### WRITTEN EXERCISE
Restate the full listing word for word and leave the pictures out.

### DATASET ENTRIES
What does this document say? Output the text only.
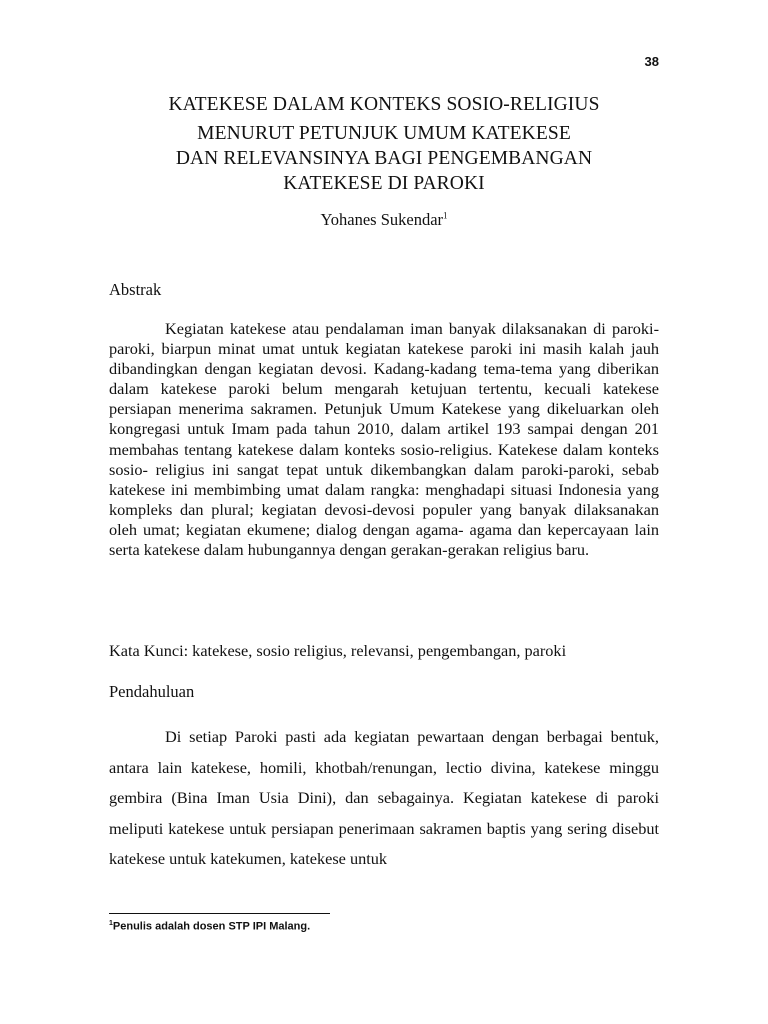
38

KATEKESE DALAM KONTEKS SOSIO-RELIGIUS

MENURUT PETUNJUK UMUM KATEKESE

DAN RELEVANSINYA BAGI PENGEMBANGAN

KATEKESE DI PAROKI

Yohanes Sukendar$^1$

Abstrak

Kegiatan katekese atau pendalaman iman banyak dilaksanakan di paroki-paroki, biarpun minat umat untuk kegiatan katekese paroki ini masih kalah jauh dibandingkan dengan kegiatan devosi. Kadang-kadang tema-tema yang diberikan dalam katekese paroki belum mengarah ketujuan tertentu, kecuali katekese persiapan menerima sakramen. Petunjuk Umum Katekese yang dikeluarkan oleh kongregasi untuk Imam pada tahun 2010, dalam artikel 193 sampai dengan 201 membahas tentang katekese dalam konteks sosio-religius. Katekese dalam konteks sosio- religius ini sangat tepat untuk dikembangkan dalam paroki-paroki, sebab katekese ini membimbing umat dalam rangka: menghadapi situasi Indonesia yang kompleks dan plural; kegiatan devosi-devosi populer yang banyak dilaksanakan oleh umat; kegiatan ekumene; dialog dengan agama- agama dan kepercayaan lain serta katekese dalam hubungannya dengan gerakan-gerakan religius baru.

Kata Kunci: katekese, sosio religius, relevansi, pengembangan, paroki

Pendahuluan

Di setiap Paroki pasti ada kegiatan pewartaan dengan berbagai bentuk, antara lain katekese, homili, khotbah/renungan, lectio divina, katekese minggu gembira (Bina Iman Usia Dini), dan sebagainya. Kegiatan katekese di paroki meliputi katekese untuk persiapan penerimaan sakramen baptis yang sering disebut katekese untuk katekumen, katekese untuk

$^1$Penulis adalah dosen STP IPI Malang.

### RESULT
What does this document say? Output the text only.
38

KATEKESE DALAM KONTEKS SOSIO-RELIGIUS

MENURUT PETUNJUK UMUM KATEKESE

DAN RELEVANSINYA BAGI PENGEMBANGAN

KATEKESE DI PAROKI

Yohanes Sukendar$^1$

Abstrak

Kegiatan katekese atau pendalaman iman banyak dilaksanakan di paroki-paroki, biarpun minat umat untuk kegiatan katekese paroki ini masih kalah jauh dibandingkan dengan kegiatan devosi. Kadang-kadang tema-tema yang diberikan dalam katekese paroki belum mengarah ketujuan tertentu, kecuali katekese persiapan menerima sakramen. Petunjuk Umum Katekese yang dikeluarkan oleh kongregasi untuk Imam pada tahun 2010, dalam artikel 193 sampai dengan 201 membahas tentang katekese dalam konteks sosio-religius. Katekese dalam konteks sosio- religius ini sangat tepat untuk dikembangkan dalam paroki-paroki, sebab katekese ini membimbing umat dalam rangka: menghadapi situasi Indonesia yang kompleks dan plural; kegiatan devosi-devosi populer yang banyak dilaksanakan oleh umat; kegiatan ekumene; dialog dengan agama- agama dan kepercayaan lain serta katekese dalam hubungannya dengan gerakan-gerakan religius baru.

Kata Kunci: katekese, sosio religius, relevansi, pengembangan, paroki

Pendahuluan

Di setiap Paroki pasti ada kegiatan pewartaan dengan berbagai bentuk, antara lain katekese, homili, khotbah/renungan, lectio divina, katekese minggu gembira (Bina Iman Usia Dini), dan sebagainya. Kegiatan katekese di paroki meliputi katekese untuk persiapan penerimaan sakramen baptis yang sering disebut katekese untuk katekumen, katekese untuk

$^1$Penulis adalah dosen STP IPI Malang.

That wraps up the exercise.